Region annotation records:
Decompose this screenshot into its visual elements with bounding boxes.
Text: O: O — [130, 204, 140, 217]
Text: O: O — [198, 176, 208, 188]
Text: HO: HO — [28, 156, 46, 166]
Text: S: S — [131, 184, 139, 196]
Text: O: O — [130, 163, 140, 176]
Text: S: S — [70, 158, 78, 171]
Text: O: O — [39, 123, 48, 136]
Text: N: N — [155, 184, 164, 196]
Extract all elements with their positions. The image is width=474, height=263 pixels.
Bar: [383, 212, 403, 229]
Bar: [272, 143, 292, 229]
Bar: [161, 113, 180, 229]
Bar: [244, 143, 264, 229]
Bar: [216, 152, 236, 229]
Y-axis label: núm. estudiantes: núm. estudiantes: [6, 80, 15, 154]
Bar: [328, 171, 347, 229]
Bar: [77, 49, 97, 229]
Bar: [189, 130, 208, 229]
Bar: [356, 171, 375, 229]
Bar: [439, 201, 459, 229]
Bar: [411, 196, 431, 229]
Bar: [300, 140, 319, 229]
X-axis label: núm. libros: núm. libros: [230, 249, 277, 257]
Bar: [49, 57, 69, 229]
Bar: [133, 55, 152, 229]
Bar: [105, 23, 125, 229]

Written problem:
Lay out every line of the records as a JSON list of strings, one string per line, leaving out blank lines.

Answer to this problem:
[
  "Decompose this screenshot into its visual elements with bounding boxes.",
  "Text: O: O — [130, 204, 140, 217]",
  "Text: O: O — [198, 176, 208, 188]",
  "Text: HO: HO — [28, 156, 46, 166]",
  "Text: S: S — [131, 184, 139, 196]",
  "Text: O: O — [130, 163, 140, 176]",
  "Text: S: S — [70, 158, 78, 171]",
  "Text: O: O — [39, 123, 48, 136]",
  "Text: N: N — [155, 184, 164, 196]",
  "Extract all elements with their positions. The image is width=474, height=263 pixels.",
  "Bar: [383, 212, 403, 229]",
  "Bar: [272, 143, 292, 229]",
  "Bar: [161, 113, 180, 229]",
  "Bar: [244, 143, 264, 229]",
  "Bar: [216, 152, 236, 229]",
  "Y-axis label: núm. estudiantes: núm. estudiantes: [6, 80, 15, 154]",
  "Bar: [328, 171, 347, 229]",
  "Bar: [77, 49, 97, 229]",
  "Bar: [189, 130, 208, 229]",
  "Bar: [356, 171, 375, 229]",
  "Bar: [439, 201, 459, 229]",
  "Bar: [411, 196, 431, 229]",
  "Bar: [300, 140, 319, 229]",
  "X-axis label: núm. libros: núm. libros: [230, 249, 277, 257]",
  "Bar: [49, 57, 69, 229]",
  "Bar: [133, 55, 152, 229]",
  "Bar: [105, 23, 125, 229]"
]